Search the records below for the word "where". Pull out each line that has it.

====== GIVEN RECORDS

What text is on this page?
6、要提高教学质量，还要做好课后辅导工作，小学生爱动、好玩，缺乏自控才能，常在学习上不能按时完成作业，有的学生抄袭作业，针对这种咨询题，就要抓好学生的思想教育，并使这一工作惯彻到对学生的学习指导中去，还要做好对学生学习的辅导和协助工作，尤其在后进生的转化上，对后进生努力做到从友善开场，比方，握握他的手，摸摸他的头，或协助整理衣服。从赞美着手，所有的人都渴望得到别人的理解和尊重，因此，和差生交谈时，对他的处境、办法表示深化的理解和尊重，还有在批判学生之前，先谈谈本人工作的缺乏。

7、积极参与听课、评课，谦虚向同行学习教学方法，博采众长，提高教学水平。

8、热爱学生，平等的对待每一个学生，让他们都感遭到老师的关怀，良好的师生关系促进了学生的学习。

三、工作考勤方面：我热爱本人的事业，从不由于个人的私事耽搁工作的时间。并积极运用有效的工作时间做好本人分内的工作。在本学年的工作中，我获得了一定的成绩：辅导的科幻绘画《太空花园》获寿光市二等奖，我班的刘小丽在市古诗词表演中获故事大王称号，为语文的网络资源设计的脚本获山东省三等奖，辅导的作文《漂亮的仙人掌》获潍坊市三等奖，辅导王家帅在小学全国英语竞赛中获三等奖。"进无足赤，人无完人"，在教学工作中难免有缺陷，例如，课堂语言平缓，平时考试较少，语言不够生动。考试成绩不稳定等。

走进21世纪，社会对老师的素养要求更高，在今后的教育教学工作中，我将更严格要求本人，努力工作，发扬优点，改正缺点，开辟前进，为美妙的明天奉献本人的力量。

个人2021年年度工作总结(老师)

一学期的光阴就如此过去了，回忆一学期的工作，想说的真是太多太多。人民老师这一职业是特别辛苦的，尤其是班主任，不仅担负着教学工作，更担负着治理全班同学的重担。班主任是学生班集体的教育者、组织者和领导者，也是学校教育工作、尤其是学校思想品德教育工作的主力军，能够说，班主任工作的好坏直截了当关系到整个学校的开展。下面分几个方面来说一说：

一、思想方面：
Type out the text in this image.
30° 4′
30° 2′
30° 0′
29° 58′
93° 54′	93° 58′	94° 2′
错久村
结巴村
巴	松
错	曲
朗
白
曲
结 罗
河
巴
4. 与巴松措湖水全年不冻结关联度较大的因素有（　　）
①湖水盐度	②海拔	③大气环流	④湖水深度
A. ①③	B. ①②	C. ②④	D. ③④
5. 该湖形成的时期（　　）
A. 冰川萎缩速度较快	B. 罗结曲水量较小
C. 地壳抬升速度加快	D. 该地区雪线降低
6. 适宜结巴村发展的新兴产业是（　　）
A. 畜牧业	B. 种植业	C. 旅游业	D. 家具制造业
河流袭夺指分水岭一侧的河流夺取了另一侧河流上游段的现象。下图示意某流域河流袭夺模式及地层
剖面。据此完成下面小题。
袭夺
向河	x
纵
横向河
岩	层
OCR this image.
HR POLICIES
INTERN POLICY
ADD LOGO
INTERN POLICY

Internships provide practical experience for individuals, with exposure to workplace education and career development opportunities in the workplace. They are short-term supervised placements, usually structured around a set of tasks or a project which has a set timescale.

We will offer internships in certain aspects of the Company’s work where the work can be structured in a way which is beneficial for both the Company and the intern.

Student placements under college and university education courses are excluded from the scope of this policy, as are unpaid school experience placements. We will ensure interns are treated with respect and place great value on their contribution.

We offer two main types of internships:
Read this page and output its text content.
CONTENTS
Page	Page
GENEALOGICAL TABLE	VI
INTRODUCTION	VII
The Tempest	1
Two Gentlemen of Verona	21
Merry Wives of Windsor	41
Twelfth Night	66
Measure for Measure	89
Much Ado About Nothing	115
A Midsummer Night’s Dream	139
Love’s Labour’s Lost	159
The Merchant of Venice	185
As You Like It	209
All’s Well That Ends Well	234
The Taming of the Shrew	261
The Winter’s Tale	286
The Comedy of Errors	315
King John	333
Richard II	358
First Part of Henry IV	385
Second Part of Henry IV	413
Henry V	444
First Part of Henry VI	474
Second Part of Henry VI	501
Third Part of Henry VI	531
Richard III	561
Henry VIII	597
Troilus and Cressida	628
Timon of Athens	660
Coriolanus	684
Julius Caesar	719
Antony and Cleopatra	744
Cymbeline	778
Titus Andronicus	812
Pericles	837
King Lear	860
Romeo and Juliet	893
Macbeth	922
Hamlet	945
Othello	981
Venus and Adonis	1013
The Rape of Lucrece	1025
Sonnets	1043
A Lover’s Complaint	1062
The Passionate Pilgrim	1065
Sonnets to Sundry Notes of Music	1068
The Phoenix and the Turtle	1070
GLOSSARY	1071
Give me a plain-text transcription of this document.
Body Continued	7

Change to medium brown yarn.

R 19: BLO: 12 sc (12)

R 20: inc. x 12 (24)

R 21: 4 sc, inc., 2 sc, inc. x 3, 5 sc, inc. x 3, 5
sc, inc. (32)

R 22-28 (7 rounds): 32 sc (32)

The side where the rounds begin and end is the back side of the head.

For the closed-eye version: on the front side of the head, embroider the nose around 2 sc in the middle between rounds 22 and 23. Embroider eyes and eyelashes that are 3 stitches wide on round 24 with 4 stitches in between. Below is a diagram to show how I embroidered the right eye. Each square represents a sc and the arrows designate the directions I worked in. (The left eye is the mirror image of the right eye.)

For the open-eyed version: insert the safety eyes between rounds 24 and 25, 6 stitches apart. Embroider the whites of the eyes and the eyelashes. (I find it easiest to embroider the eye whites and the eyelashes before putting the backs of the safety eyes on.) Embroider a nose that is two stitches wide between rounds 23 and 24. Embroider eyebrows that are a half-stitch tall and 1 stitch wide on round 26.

============

▶ **OUTPUT**:
We will offer internships in certain aspects of the Company’s work where the work can be structured in a way which is beneficial for both the Company and the intern.
The side where the rounds begin and end is the back side of the head.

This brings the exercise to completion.